• [MATERIAL]:
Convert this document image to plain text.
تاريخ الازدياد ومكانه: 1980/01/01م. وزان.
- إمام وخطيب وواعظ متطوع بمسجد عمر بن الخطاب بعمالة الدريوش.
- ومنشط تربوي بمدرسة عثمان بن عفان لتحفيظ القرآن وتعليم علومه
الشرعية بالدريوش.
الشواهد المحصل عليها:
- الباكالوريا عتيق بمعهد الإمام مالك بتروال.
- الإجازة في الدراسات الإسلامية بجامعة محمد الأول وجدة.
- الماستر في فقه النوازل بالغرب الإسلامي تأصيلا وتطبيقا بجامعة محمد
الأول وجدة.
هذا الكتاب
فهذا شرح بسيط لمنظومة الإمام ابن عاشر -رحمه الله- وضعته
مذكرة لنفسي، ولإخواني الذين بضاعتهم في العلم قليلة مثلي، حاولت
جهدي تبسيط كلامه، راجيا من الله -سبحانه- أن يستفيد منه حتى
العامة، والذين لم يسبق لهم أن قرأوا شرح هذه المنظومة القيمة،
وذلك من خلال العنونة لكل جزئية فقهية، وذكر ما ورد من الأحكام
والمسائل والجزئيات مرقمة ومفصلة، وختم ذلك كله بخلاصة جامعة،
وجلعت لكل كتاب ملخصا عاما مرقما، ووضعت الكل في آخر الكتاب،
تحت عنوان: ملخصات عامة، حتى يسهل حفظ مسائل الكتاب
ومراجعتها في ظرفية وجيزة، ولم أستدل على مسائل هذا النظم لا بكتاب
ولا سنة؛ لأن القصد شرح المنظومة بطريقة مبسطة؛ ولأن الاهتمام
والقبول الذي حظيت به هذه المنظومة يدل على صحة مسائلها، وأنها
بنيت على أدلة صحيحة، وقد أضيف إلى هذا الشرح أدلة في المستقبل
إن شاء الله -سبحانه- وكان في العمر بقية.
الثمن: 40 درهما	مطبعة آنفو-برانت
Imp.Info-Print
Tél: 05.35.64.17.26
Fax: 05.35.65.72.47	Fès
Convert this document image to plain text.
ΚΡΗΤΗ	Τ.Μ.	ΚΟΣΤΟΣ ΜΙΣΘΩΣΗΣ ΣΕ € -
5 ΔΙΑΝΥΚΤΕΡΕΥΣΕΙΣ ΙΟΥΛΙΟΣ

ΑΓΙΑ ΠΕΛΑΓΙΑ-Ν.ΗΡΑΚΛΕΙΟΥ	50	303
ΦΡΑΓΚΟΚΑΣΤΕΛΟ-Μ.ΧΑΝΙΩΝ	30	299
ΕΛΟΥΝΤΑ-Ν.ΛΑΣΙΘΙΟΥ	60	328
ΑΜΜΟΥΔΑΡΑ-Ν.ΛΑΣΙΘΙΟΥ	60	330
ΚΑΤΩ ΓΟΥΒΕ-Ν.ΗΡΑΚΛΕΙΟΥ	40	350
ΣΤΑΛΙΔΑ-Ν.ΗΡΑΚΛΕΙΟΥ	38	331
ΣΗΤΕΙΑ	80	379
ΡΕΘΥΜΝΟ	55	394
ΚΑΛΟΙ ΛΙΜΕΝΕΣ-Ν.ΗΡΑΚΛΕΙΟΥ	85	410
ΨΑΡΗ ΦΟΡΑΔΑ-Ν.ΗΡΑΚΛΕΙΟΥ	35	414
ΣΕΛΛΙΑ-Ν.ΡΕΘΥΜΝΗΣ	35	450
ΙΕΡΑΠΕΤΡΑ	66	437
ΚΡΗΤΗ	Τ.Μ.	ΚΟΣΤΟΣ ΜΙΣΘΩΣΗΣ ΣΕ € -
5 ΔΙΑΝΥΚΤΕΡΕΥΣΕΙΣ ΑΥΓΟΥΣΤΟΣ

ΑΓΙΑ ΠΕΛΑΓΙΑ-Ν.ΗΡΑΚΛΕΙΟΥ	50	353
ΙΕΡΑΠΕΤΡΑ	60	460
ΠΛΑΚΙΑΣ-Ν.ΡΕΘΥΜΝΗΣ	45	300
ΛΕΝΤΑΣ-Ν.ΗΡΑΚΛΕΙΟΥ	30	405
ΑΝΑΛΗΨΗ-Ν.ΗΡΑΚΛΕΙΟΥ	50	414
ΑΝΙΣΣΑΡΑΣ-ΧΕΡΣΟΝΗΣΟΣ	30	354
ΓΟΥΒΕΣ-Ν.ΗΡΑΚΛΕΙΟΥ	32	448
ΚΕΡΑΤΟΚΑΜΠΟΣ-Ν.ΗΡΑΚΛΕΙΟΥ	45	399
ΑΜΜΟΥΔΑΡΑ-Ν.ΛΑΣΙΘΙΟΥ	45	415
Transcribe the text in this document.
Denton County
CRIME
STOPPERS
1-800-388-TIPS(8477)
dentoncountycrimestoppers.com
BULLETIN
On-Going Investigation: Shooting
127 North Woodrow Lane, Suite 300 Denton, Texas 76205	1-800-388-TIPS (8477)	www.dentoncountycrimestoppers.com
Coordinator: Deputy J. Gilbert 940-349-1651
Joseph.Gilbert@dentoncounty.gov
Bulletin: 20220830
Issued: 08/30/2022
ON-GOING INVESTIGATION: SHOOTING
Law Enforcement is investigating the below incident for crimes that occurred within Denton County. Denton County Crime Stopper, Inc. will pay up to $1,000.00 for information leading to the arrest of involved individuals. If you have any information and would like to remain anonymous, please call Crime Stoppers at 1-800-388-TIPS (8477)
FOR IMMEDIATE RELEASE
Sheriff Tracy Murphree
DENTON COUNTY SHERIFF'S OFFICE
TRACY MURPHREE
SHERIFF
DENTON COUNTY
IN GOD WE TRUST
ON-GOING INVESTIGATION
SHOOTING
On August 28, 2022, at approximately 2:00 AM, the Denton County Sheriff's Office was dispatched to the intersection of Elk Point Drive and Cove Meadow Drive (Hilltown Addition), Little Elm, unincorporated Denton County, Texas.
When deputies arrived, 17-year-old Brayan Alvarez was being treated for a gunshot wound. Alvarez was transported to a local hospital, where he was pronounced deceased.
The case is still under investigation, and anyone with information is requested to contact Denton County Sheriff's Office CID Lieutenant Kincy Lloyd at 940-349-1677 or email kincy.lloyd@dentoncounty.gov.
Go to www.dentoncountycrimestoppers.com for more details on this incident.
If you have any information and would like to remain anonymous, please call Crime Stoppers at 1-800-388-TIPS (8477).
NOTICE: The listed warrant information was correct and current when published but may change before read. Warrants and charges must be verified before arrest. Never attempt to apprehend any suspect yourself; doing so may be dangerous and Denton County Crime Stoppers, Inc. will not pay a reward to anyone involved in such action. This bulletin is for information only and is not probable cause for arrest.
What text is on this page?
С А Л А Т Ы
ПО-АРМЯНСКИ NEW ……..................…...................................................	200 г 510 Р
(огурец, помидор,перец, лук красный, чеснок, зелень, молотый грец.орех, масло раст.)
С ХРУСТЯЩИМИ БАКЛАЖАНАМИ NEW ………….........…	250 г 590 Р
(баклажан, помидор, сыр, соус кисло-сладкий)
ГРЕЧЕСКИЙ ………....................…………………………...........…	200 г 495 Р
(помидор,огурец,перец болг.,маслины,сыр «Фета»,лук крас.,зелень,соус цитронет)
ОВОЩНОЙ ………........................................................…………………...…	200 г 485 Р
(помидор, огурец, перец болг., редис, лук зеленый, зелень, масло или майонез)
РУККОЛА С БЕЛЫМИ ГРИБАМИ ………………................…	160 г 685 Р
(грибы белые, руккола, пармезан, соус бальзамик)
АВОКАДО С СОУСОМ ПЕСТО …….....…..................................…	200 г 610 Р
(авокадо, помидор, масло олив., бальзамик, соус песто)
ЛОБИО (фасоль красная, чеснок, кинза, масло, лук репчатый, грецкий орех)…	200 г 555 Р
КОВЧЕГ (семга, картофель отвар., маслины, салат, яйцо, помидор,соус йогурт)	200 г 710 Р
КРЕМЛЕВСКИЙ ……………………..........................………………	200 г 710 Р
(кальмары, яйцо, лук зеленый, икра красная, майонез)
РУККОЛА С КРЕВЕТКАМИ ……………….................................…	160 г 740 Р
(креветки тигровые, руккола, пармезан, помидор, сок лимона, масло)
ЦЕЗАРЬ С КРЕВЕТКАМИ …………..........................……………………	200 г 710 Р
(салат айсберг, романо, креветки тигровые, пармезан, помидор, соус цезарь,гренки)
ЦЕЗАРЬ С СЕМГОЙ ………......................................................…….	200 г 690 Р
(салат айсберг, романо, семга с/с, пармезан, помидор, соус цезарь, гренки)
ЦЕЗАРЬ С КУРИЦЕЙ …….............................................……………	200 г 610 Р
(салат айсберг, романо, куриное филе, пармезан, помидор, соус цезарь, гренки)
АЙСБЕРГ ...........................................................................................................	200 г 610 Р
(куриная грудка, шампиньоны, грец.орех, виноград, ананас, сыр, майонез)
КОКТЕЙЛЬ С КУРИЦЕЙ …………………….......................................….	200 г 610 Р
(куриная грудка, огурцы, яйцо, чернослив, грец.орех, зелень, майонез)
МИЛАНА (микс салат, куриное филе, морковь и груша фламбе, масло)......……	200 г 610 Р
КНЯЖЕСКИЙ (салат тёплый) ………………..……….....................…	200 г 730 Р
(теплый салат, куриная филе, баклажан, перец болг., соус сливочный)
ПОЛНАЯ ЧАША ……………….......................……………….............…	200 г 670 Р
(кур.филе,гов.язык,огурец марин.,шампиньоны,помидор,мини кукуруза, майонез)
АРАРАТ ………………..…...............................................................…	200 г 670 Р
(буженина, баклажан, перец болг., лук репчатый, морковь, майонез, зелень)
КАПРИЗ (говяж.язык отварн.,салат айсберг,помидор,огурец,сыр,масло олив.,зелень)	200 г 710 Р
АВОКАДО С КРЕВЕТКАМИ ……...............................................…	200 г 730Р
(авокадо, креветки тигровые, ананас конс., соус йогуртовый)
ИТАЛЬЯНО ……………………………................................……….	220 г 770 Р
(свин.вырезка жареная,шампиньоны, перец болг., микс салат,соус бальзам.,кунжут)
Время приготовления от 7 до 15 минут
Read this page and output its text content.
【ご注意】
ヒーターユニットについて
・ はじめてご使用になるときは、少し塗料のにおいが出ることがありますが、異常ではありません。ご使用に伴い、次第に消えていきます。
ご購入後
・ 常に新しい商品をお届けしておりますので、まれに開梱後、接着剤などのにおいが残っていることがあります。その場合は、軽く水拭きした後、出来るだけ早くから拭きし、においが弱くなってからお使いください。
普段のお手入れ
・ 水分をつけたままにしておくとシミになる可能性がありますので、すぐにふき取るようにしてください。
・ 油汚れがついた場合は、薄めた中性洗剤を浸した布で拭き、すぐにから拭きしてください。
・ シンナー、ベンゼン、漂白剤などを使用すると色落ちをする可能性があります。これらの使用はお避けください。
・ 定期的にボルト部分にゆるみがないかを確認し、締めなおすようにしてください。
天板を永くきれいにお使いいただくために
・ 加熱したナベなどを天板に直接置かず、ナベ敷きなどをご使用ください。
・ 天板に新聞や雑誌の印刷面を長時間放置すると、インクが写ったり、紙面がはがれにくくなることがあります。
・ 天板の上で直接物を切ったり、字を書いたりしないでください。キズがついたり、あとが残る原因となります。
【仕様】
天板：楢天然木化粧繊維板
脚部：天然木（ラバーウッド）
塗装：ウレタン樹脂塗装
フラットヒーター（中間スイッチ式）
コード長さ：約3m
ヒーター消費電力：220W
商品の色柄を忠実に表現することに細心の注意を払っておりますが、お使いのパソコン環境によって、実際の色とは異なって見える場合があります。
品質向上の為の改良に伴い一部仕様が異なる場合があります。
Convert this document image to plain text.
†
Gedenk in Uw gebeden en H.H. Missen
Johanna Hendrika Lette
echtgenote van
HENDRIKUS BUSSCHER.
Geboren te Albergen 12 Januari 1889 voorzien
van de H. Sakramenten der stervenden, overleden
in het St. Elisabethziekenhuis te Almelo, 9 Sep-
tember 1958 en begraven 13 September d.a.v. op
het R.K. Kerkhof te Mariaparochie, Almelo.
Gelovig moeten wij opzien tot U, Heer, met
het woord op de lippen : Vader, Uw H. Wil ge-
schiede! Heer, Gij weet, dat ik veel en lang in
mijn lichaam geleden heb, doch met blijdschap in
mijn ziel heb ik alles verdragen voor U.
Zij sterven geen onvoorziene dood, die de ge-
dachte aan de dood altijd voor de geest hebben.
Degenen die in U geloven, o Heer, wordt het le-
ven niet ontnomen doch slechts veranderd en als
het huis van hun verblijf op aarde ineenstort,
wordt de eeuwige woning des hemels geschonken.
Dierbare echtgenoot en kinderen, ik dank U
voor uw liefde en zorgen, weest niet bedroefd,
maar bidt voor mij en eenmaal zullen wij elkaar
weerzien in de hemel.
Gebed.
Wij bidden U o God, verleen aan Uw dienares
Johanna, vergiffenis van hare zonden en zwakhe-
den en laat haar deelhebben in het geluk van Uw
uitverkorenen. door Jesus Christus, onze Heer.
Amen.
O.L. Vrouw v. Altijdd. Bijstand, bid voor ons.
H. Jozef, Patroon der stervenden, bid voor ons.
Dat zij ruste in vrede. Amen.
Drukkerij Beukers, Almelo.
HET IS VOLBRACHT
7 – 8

• [THE PROBLEM]:
From the listing above, copy every line that holds the string "ΡΕΘΥΜΝΗΣ".

• [THE SOLUTION]:
ΣΕΛΛΙΑ-Ν.ΡΕΘΥΜΝΗΣ	35	450
ΠΛΑΚΙΑΣ-Ν.ΡΕΘΥΜΝΗΣ	45	300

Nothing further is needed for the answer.